▸ What the exercise asks
Edit these lines so that every "candlestick" becomes "candle", and leave everything else untouched.

(Bounding box labels)
————————
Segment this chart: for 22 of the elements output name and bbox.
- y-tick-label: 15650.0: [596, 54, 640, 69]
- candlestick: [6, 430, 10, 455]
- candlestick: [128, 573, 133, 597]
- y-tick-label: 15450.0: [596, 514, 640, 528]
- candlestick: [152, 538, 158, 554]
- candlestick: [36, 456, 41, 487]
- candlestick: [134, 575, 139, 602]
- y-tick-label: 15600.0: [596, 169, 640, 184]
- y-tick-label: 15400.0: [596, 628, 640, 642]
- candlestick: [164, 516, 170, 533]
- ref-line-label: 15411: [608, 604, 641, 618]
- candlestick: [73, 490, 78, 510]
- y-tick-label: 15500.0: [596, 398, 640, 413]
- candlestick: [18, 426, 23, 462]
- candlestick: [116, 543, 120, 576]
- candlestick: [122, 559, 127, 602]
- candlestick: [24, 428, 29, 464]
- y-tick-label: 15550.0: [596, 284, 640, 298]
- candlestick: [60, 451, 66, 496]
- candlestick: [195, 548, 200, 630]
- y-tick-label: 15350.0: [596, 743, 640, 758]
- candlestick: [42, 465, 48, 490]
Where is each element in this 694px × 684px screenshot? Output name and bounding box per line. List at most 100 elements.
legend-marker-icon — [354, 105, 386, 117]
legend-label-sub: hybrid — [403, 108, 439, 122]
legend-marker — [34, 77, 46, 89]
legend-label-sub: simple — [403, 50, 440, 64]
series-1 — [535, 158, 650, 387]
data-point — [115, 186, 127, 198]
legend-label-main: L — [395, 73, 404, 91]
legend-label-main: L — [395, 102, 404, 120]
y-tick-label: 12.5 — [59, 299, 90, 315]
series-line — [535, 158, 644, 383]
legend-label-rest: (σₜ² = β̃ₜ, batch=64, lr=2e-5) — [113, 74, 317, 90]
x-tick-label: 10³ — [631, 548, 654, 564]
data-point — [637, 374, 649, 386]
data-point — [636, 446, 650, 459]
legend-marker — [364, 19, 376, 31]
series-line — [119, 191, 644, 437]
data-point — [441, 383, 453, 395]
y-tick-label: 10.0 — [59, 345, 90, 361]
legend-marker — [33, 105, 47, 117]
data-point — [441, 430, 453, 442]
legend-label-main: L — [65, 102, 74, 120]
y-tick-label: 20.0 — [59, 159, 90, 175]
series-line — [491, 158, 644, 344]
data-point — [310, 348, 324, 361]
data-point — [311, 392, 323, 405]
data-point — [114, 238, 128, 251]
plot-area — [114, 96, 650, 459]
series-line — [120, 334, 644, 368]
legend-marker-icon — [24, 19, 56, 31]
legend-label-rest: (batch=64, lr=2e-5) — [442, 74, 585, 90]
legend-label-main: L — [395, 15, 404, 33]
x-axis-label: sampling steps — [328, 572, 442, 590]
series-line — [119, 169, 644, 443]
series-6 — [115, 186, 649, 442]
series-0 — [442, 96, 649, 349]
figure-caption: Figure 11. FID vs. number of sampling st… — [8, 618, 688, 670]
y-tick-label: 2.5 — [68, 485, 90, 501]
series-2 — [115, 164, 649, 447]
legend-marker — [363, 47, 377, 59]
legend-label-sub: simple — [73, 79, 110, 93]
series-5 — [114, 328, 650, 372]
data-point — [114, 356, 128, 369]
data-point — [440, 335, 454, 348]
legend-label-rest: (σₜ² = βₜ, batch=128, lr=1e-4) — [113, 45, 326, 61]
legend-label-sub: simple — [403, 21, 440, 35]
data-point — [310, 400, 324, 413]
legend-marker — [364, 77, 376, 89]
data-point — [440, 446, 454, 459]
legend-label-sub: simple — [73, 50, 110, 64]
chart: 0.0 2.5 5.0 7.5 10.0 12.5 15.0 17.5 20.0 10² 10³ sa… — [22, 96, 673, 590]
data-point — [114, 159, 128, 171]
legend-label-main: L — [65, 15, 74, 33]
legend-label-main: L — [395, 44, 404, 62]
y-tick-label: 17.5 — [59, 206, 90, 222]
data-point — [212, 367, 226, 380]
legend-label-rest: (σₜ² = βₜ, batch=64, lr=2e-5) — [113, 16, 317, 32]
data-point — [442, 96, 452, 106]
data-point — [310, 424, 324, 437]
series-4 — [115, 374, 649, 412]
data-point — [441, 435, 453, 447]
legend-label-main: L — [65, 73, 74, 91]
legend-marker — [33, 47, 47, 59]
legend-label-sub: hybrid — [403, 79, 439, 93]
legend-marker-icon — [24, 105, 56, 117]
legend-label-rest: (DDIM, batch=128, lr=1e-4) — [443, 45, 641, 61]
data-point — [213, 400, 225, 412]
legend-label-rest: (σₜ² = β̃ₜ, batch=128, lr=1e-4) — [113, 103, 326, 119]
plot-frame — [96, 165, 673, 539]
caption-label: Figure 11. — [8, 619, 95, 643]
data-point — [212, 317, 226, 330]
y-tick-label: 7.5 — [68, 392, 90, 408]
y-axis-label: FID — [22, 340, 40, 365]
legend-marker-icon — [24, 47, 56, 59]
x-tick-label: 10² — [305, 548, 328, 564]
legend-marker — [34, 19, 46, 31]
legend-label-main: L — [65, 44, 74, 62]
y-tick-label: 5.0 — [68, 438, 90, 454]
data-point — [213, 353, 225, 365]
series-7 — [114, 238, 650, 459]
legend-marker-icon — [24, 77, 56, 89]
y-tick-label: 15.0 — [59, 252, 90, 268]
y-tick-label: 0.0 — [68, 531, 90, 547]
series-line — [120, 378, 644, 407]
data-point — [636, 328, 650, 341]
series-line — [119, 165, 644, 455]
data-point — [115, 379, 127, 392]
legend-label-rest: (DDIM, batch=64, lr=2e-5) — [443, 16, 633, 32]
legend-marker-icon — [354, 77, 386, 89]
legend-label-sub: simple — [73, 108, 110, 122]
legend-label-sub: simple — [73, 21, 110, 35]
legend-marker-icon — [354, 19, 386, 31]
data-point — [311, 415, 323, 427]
————————
▸ Result of this exercise
Segment this chart: for 22 of the elements output name and bbox.
- y-tick-label: 15650.0: [596, 54, 640, 69]
- candle: [6, 430, 10, 455]
- candle: [128, 573, 133, 597]
- y-tick-label: 15450.0: [596, 514, 640, 528]
- candle: [152, 538, 158, 554]
- candle: [36, 456, 41, 487]
- candle: [134, 575, 139, 602]
- y-tick-label: 15600.0: [596, 169, 640, 184]
- y-tick-label: 15400.0: [596, 628, 640, 642]
- candle: [164, 516, 170, 533]
- ref-line-label: 15411: [608, 604, 641, 618]
- candle: [73, 490, 78, 510]
- y-tick-label: 15500.0: [596, 398, 640, 413]
- candle: [18, 426, 23, 462]
- candle: [116, 543, 120, 576]
- candle: [122, 559, 127, 602]
- candle: [24, 428, 29, 464]
- y-tick-label: 15550.0: [596, 284, 640, 298]
- candle: [60, 451, 66, 496]
- candle: [195, 548, 200, 630]
- y-tick-label: 15350.0: [596, 743, 640, 758]
- candle: [42, 465, 48, 490]
Where is each element in this 694px × 684px screenshot? Output name and bounding box per line. List at most 100 elements.
legend-marker-icon — [354, 105, 386, 117]
legend-label-sub: hybrid — [403, 108, 439, 122]
legend-marker — [34, 77, 46, 89]
legend-label-sub: simple — [403, 50, 440, 64]
series-1 — [535, 158, 650, 387]
data-point — [115, 186, 127, 198]
legend-label-main: L — [395, 73, 404, 91]
legend-label-main: L — [395, 102, 404, 120]
y-tick-label: 12.5 — [59, 299, 90, 315]
series-line — [535, 158, 644, 383]
legend-label-rest: (σₜ² = β̃ₜ, batch=64, lr=2e-5) — [113, 74, 317, 90]
x-tick-label: 10³ — [631, 548, 654, 564]
data-point — [637, 374, 649, 386]
data-point — [636, 446, 650, 459]
legend-marker — [364, 19, 376, 31]
series-line — [119, 191, 644, 437]
data-point — [441, 383, 453, 395]
y-tick-label: 10.0 — [59, 345, 90, 361]
legend-marker — [33, 105, 47, 117]
data-point — [441, 430, 453, 442]
legend-label-main: L — [65, 102, 74, 120]
y-tick-label: 20.0 — [59, 159, 90, 175]
series-line — [491, 158, 644, 344]
data-point — [310, 348, 324, 361]
data-point — [311, 392, 323, 405]
data-point — [114, 238, 128, 251]
plot-area — [114, 96, 650, 459]
series-line — [120, 334, 644, 368]
legend-marker-icon — [24, 19, 56, 31]
legend-label-rest: (batch=64, lr=2e-5) — [442, 74, 585, 90]
legend-label-main: L — [395, 15, 404, 33]
x-axis-label: sampling steps — [328, 572, 442, 590]
series-line — [119, 169, 644, 443]
series-6 — [115, 186, 649, 442]
series-0 — [442, 96, 649, 349]
figure-caption: Figure 11. FID vs. number of sampling st… — [8, 618, 688, 670]
y-tick-label: 2.5 — [68, 485, 90, 501]
series-2 — [115, 164, 649, 447]
legend-marker — [363, 47, 377, 59]
legend-label-sub: simple — [73, 79, 110, 93]
series-5 — [114, 328, 650, 372]
data-point — [114, 356, 128, 369]
data-point — [440, 335, 454, 348]
legend-label-rest: (σₜ² = βₜ, batch=128, lr=1e-4) — [113, 45, 326, 61]
legend-label-sub: simple — [403, 21, 440, 35]
data-point — [310, 400, 324, 413]
legend-marker — [364, 77, 376, 89]
data-point — [440, 446, 454, 459]
legend-label-sub: simple — [73, 50, 110, 64]
chart: 0.0 2.5 5.0 7.5 10.0 12.5 15.0 17.5 20.0 10² 10³ sa… — [22, 96, 673, 590]
data-point — [114, 159, 128, 171]
legend-label-main: L — [65, 15, 74, 33]
legend-label-main: L — [395, 44, 404, 62]
y-tick-label: 17.5 — [59, 206, 90, 222]
data-point — [212, 367, 226, 380]
legend-label-rest: (σₜ² = βₜ, batch=64, lr=2e-5) — [113, 16, 317, 32]
data-point — [442, 96, 452, 106]
data-point — [310, 424, 324, 437]
series-4 — [115, 374, 649, 412]
data-point — [441, 435, 453, 447]
legend-label-main: L — [65, 73, 74, 91]
legend-marker — [33, 47, 47, 59]
legend-label-sub: hybrid — [403, 79, 439, 93]
legend-marker-icon — [24, 105, 56, 117]
legend-label-rest: (DDIM, batch=128, lr=1e-4) — [443, 45, 641, 61]
data-point — [213, 400, 225, 412]
legend-label-rest: (σₜ² = β̃ₜ, batch=128, lr=1e-4) — [113, 103, 326, 119]
plot-frame — [96, 165, 673, 539]
caption-label: Figure 11. — [8, 619, 95, 643]
data-point — [212, 317, 226, 330]
y-tick-label: 7.5 — [68, 392, 90, 408]
y-axis-label: FID — [22, 340, 40, 365]
legend-marker-icon — [24, 47, 56, 59]
x-tick-label: 10² — [305, 548, 328, 564]
legend-marker — [34, 19, 46, 31]
legend-label-main: L — [65, 44, 74, 62]
y-tick-label: 5.0 — [68, 438, 90, 454]
data-point — [213, 353, 225, 365]
series-7 — [114, 238, 650, 459]
legend-marker-icon — [24, 77, 56, 89]
y-tick-label: 15.0 — [59, 252, 90, 268]
y-tick-label: 0.0 — [68, 531, 90, 547]
series-line — [120, 378, 644, 407]
data-point — [636, 328, 650, 341]
series-line — [119, 165, 644, 455]
data-point — [115, 379, 127, 392]
legend-label-rest: (DDIM, batch=64, lr=2e-5) — [443, 16, 633, 32]
legend-marker-icon — [354, 77, 386, 89]
legend-label-sub: simple — [73, 108, 110, 122]
legend-label-sub: simple — [73, 21, 110, 35]
legend-marker-icon — [354, 19, 386, 31]
data-point — [311, 415, 323, 427]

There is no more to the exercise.